▶ _Goal_
Your job is to retype all of the data word for word, leaving every image out.

▶ _Task inputs_
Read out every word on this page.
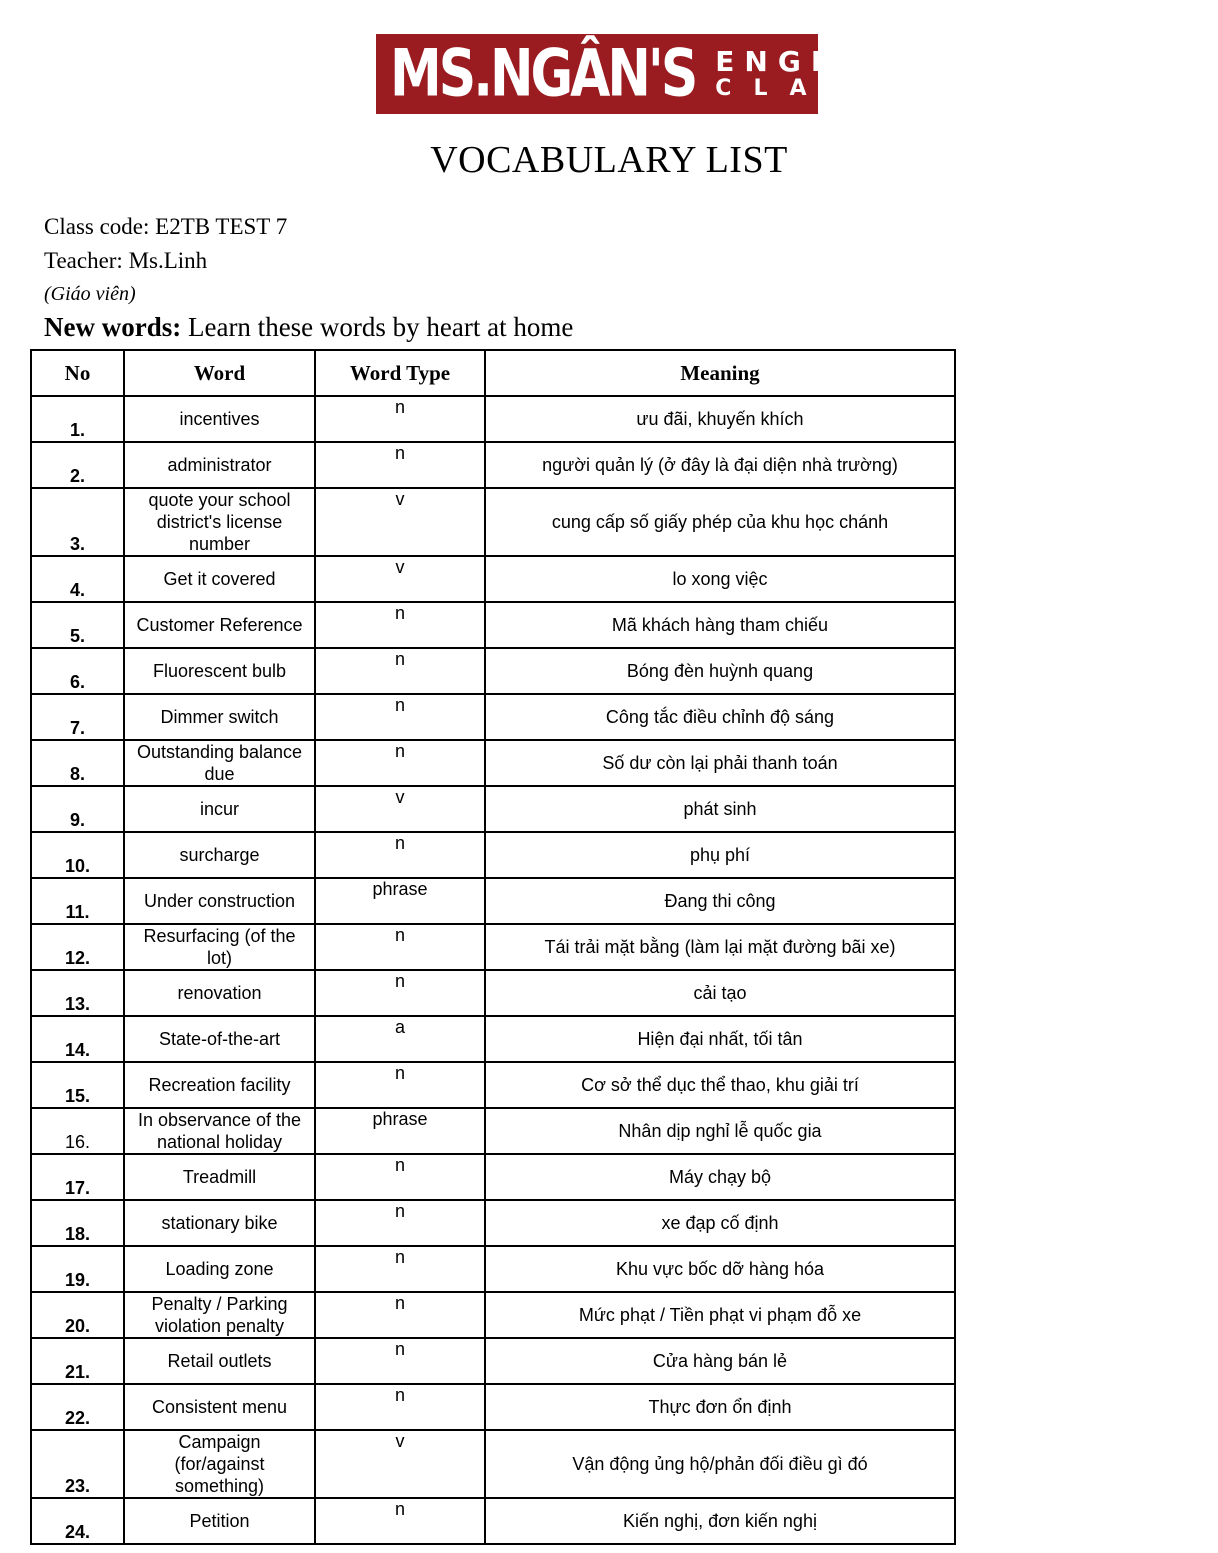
MS.NGÂN'S ENGLISH
CLASS
VOCABULARY LIST
Class code: E2TB TEST 7
Teacher: Ms.Linh
(Giáo viên)
New words: Learn these words by heart at home
No	Word	Word Type	Meaning
1.	incentives	n	ưu đãi, khuyến khích
2.	administrator	n	người quản lý (ở đây là đại diện nhà trường)
3.	quote your school district's license number	v	cung cấp số giấy phép của khu học chánh
4.	Get it covered	v	lo xong việc
5.	Customer Reference	n	Mã khách hàng tham chiếu
6.	Fluorescent bulb	n	Bóng đèn huỳnh quang
7.	Dimmer switch	n	Công tắc điều chỉnh độ sáng
8.	Outstanding balance due	n	Số dư còn lại phải thanh toán
9.	incur	v	phát sinh
10.	surcharge	n	phụ phí
11.	Under construction	phrase	Đang thi công
12.	Resurfacing (of the lot)	n	Tái trải mặt bằng (làm lại mặt đường bãi xe)
13.	renovation	n	cải tạo
14.	State-of-the-art	a	Hiện đại nhất, tối tân
15.	Recreation facility	n	Cơ sở thể dục thể thao, khu giải trí
16.	In observance of the national holiday	phrase	Nhân dịp nghỉ lễ quốc gia
17.	Treadmill	n	Máy chạy bộ
18.	stationary bike	n	xe đạp cố định
19.	Loading zone	n	Khu vực bốc dỡ hàng hóa
20.	Penalty / Parking violation penalty	n	Mức phạt / Tiền phạt vi phạm đỗ xe
21.	Retail outlets	n	Cửa hàng bán lẻ
22.	Consistent menu	n	Thực đơn ổn định
23.	Campaign (for/against something)	v	Vận động ủng hộ/phản đối điều gì đó
24.	Petition	n	Kiến nghị, đơn kiến nghị
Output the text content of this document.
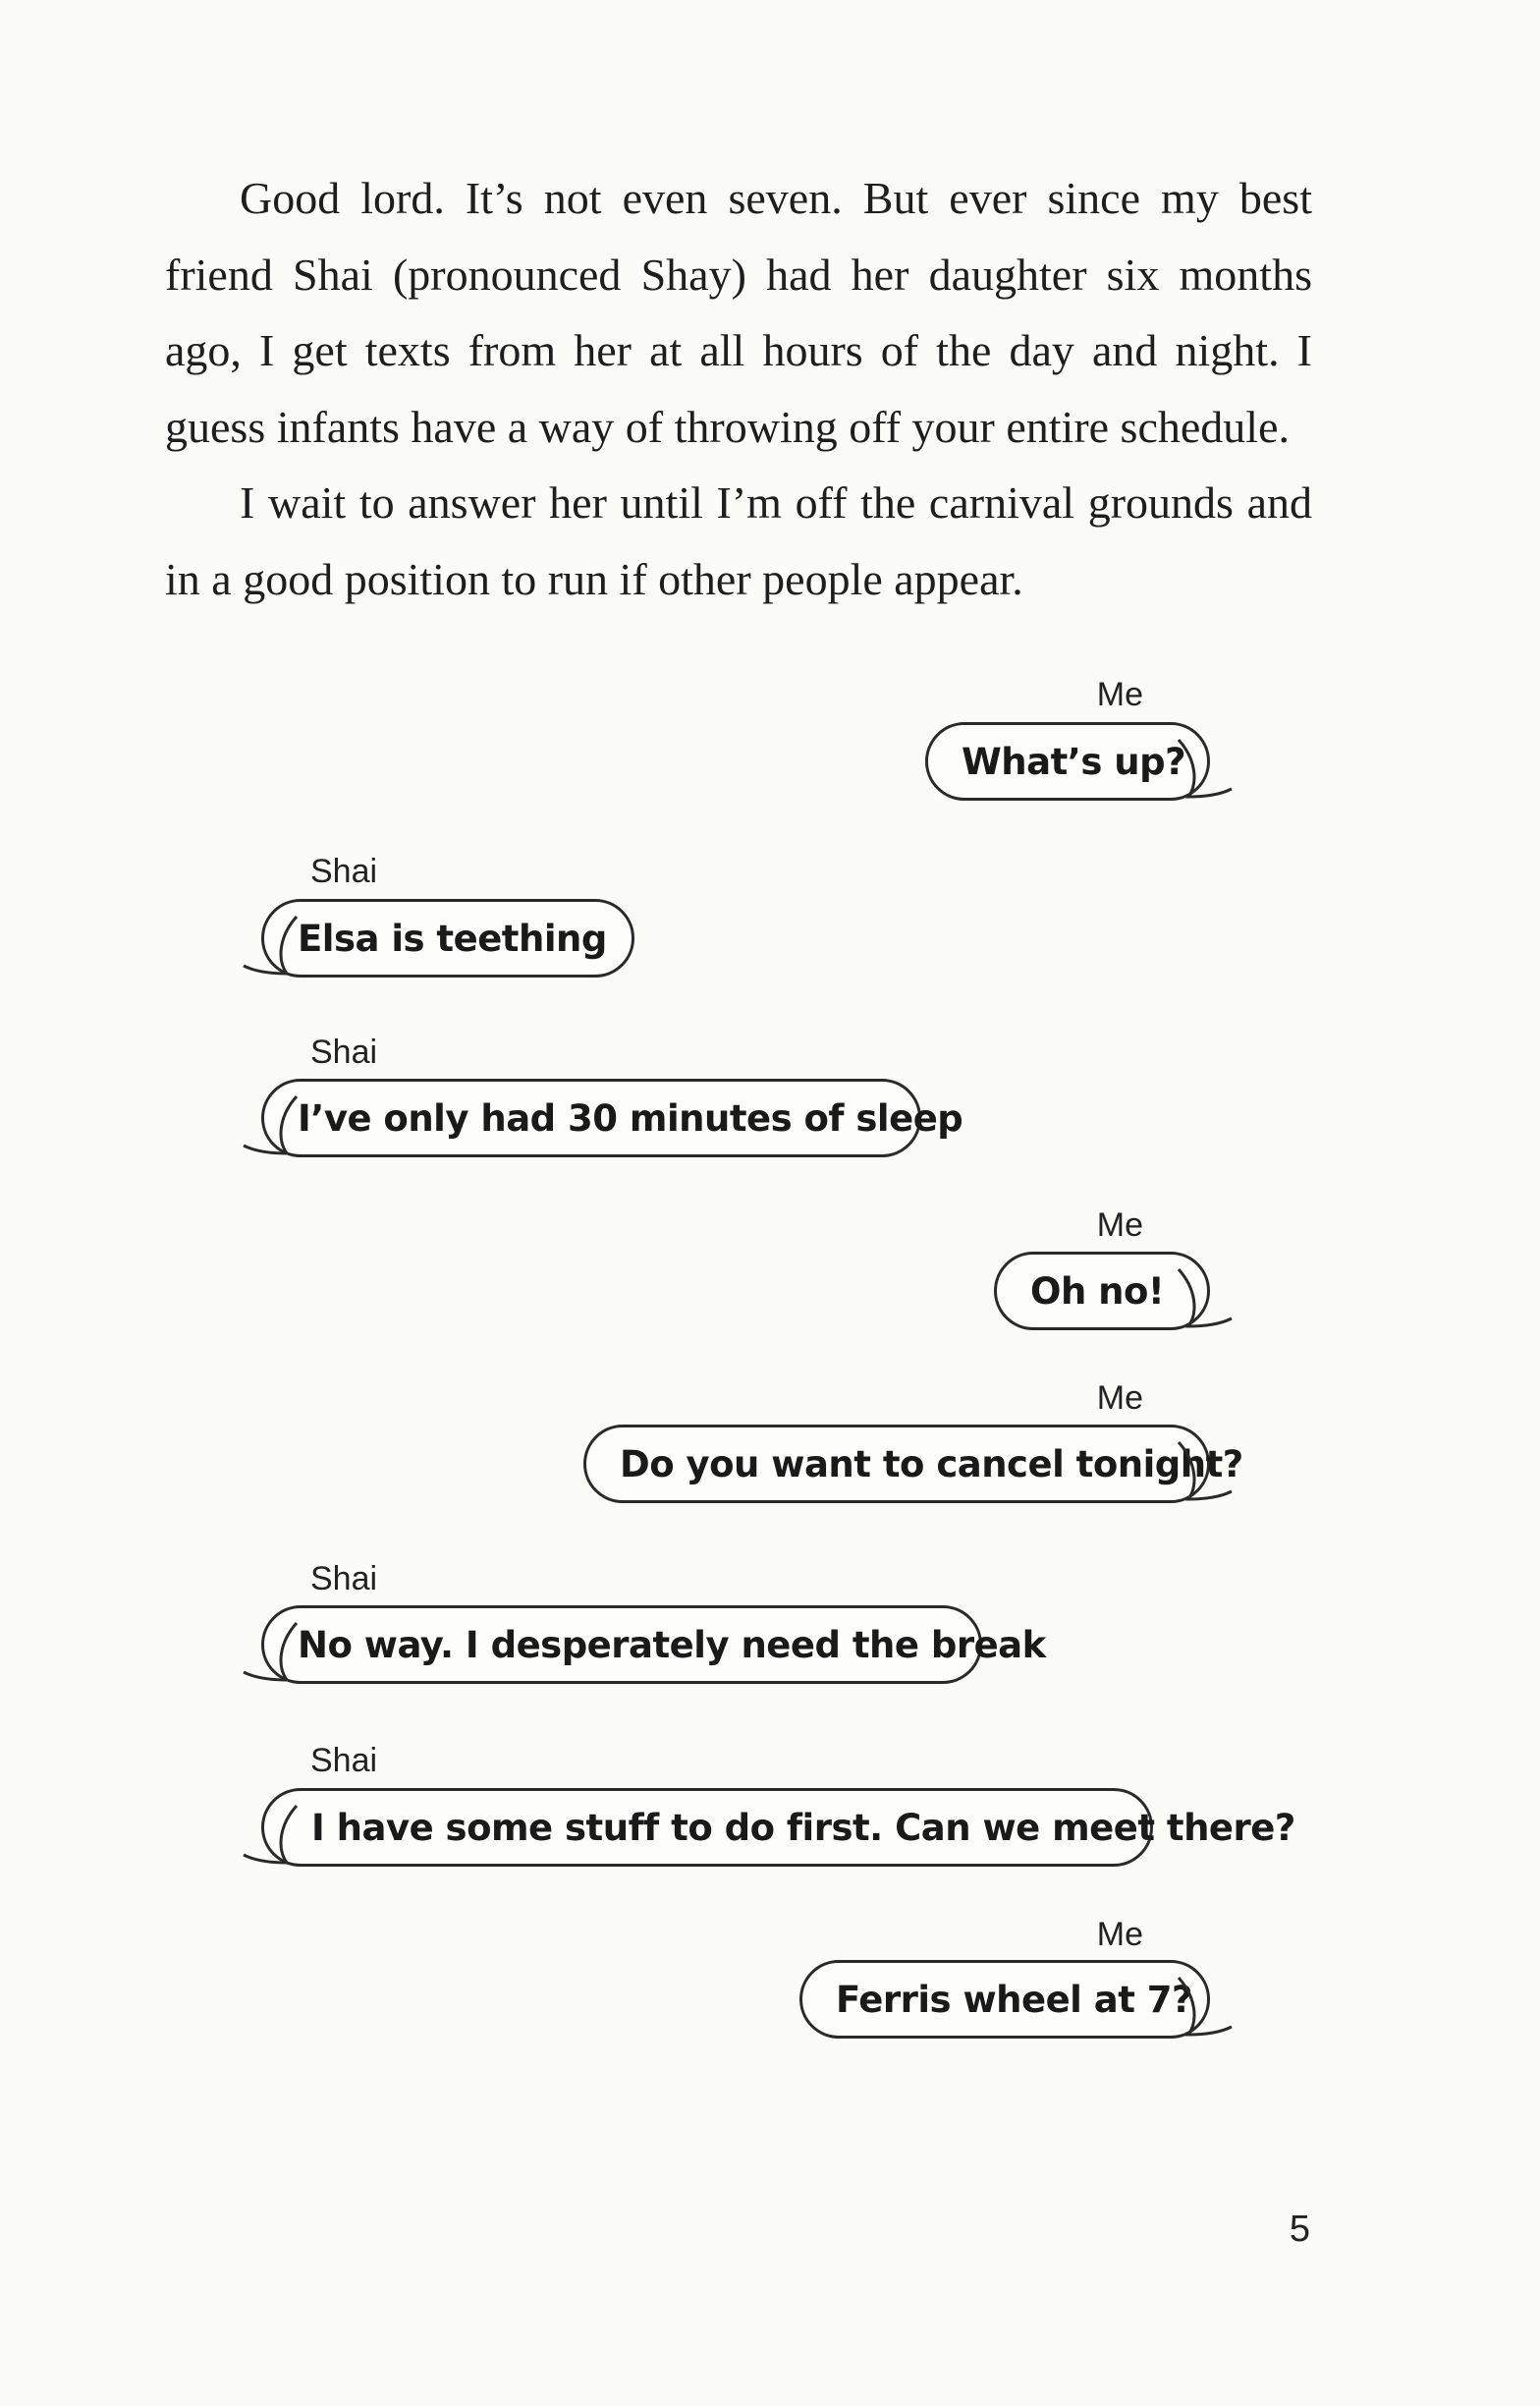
Good lord. It’s not even seven. But ever since my best friend Shai (pronounced Shay) had her daughter six months ago, I get texts from her at all hours of the day and night. I guess infants have a way of throwing off your entire schedule.

I wait to answer her until I’m off the carnival grounds and in a good position to run if other people appear.

Me
What’s up?
Shai
Elsa is teething
Shai
I’ve only had 30 minutes of sleep
Me
Oh no!
Me
Do you want to cancel tonight?
Shai
No way. I desperately need the break
Shai
I have some stuff to do first. Can we meet there?
Me
Ferris wheel at 7?
5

▶ _Complete output_
Read out every word on this page.
MS.NGÂN'S ENGLISH
CLASS
VOCABULARY LIST
Class code: E2TB TEST 7
Teacher: Ms.Linh
(Giáo viên)
New words: Learn these words by heart at home
No	Word	Word Type	Meaning
1.	incentives	n	ưu đãi, khuyến khích
2.	administrator	n	người quản lý (ở đây là đại diện nhà trường)
3.	quote your school district's license number	v	cung cấp số giấy phép của khu học chánh
4.	Get it covered	v	lo xong việc
5.	Customer Reference	n	Mã khách hàng tham chiếu
6.	Fluorescent bulb	n	Bóng đèn huỳnh quang
7.	Dimmer switch	n	Công tắc điều chỉnh độ sáng
8.	Outstanding balance due	n	Số dư còn lại phải thanh toán
9.	incur	v	phát sinh
10.	surcharge	n	phụ phí
11.	Under construction	phrase	Đang thi công
12.	Resurfacing (of the lot)	n	Tái trải mặt bằng (làm lại mặt đường bãi xe)
13.	renovation	n	cải tạo
14.	State-of-the-art	a	Hiện đại nhất, tối tân
15.	Recreation facility	n	Cơ sở thể dục thể thao, khu giải trí
16.	In observance of the national holiday	phrase	Nhân dịp nghỉ lễ quốc gia
17.	Treadmill	n	Máy chạy bộ
18.	stationary bike	n	xe đạp cố định
19.	Loading zone	n	Khu vực bốc dỡ hàng hóa
20.	Penalty / Parking violation penalty	n	Mức phạt / Tiền phạt vi phạm đỗ xe
21.	Retail outlets	n	Cửa hàng bán lẻ
22.	Consistent menu	n	Thực đơn ổn định
23.	Campaign (for/against something)	v	Vận động ủng hộ/phản đối điều gì đó
24.	Petition	n	Kiến nghị, đơn kiến nghị
Output the text content of this document.
Good lord. It’s not even seven. But ever since my best friend Shai (pronounced Shay) had her daughter six months ago, I get texts from her at all hours of the day and night. I guess infants have a way of throwing off your entire schedule.

I wait to answer her until I’m off the carnival grounds and in a good position to run if other people appear.

Me
What’s up?
Shai
Elsa is teething
Shai
I’ve only had 30 minutes of sleep
Me
Oh no!
Me
Do you want to cancel tonight?
Shai
No way. I desperately need the break
Shai
I have some stuff to do first. Can we meet there?
Me
Ferris wheel at 7?
5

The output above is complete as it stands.